# MATERIAL SUPPLIED start
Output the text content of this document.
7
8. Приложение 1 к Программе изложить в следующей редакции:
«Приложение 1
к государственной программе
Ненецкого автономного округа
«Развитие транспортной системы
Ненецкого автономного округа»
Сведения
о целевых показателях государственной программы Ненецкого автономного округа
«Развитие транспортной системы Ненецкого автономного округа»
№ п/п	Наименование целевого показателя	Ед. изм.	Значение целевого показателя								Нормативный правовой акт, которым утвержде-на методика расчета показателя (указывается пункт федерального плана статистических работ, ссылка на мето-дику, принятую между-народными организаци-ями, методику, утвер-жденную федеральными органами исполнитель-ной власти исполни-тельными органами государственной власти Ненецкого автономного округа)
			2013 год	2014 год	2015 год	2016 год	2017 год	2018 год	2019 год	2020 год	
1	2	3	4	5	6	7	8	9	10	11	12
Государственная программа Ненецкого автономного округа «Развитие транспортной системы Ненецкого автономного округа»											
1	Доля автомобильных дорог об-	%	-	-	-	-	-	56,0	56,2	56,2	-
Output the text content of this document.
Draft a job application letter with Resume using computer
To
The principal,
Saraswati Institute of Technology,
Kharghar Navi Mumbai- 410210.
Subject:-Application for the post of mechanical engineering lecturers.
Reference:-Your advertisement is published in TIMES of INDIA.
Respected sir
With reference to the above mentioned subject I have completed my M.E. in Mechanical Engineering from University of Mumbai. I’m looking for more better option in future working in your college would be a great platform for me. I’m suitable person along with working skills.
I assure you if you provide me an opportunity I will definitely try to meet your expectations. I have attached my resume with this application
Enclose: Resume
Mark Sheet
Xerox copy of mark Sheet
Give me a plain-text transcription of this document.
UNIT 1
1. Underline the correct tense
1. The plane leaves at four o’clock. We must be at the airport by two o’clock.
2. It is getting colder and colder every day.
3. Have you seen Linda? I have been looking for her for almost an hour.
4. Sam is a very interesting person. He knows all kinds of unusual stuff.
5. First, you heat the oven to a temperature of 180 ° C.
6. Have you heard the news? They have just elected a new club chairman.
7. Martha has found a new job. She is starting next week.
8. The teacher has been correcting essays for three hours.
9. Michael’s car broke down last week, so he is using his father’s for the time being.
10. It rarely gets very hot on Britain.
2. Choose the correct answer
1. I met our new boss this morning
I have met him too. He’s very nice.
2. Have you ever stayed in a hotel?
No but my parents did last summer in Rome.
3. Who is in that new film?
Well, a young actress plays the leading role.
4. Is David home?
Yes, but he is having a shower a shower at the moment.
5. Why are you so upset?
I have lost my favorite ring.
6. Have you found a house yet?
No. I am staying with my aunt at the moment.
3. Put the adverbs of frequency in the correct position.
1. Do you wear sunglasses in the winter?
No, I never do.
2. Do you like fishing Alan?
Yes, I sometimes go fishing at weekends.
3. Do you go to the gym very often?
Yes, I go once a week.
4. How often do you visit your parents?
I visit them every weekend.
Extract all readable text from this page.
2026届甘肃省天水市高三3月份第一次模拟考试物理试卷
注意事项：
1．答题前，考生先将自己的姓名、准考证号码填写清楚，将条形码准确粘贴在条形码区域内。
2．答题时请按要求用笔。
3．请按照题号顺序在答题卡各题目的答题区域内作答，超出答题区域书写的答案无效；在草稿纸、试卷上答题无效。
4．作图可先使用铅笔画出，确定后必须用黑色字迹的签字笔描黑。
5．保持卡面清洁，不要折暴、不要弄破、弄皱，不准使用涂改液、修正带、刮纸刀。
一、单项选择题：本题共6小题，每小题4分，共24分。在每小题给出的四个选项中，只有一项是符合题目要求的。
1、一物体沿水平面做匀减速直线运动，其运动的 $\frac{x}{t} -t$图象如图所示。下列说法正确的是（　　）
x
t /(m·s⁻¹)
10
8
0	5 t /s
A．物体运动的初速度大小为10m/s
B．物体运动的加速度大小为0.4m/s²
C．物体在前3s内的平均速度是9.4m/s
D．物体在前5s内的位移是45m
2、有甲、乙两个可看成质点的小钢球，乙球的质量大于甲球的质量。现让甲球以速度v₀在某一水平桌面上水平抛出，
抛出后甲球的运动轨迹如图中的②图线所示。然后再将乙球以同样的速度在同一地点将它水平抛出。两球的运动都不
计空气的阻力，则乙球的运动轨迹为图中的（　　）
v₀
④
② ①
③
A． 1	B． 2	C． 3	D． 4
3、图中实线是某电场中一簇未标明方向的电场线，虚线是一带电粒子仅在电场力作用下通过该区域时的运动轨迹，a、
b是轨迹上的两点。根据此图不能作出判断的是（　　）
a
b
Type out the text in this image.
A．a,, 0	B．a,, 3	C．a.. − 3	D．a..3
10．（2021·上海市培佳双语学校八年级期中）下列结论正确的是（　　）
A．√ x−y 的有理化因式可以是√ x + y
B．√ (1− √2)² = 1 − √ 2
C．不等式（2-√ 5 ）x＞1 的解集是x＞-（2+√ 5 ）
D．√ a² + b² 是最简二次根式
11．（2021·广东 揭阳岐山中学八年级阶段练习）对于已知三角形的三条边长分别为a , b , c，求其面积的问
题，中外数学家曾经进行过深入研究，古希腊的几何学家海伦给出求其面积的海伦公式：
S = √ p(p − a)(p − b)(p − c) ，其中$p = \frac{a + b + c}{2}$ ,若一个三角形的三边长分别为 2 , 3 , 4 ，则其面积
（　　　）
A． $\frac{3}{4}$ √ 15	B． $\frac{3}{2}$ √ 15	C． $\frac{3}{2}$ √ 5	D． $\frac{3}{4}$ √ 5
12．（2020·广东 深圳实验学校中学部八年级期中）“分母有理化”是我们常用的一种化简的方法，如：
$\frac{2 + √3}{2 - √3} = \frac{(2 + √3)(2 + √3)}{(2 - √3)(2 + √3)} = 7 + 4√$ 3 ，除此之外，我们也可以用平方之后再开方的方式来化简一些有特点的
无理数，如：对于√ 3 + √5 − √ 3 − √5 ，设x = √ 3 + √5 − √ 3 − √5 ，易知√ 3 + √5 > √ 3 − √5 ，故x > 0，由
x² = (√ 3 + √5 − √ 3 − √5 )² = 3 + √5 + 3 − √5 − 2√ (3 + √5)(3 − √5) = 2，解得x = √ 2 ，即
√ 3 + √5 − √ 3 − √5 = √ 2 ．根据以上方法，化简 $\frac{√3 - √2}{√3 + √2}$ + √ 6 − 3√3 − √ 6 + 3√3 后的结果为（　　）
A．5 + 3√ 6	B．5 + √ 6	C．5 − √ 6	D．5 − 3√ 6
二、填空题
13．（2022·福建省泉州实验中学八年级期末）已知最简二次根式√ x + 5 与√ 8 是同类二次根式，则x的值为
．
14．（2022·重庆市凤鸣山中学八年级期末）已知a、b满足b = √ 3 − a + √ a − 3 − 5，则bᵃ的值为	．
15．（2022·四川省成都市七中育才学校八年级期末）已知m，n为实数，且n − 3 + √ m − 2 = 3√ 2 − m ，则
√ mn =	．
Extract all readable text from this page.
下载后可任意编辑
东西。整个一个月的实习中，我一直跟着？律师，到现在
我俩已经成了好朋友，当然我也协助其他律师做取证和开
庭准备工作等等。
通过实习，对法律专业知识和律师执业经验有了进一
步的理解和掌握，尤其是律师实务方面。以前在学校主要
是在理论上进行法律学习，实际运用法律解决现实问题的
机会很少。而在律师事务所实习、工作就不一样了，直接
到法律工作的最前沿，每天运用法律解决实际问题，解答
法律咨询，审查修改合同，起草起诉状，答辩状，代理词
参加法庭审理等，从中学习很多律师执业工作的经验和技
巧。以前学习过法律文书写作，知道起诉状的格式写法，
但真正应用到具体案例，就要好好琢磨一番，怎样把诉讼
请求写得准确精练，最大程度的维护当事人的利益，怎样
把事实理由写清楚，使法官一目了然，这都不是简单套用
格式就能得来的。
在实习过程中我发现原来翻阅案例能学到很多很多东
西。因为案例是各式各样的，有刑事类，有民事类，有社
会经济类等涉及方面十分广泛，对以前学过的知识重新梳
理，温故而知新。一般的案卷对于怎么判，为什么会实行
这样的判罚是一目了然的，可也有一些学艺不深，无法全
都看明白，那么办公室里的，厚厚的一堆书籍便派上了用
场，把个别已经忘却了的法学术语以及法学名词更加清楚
# MATERIAL SUPPLIED end
▶ REQUIREMENT
Only the number is wanted: how many lines of these entries contain the string "системы"?

▶ OUTPUT OF THE TASK
3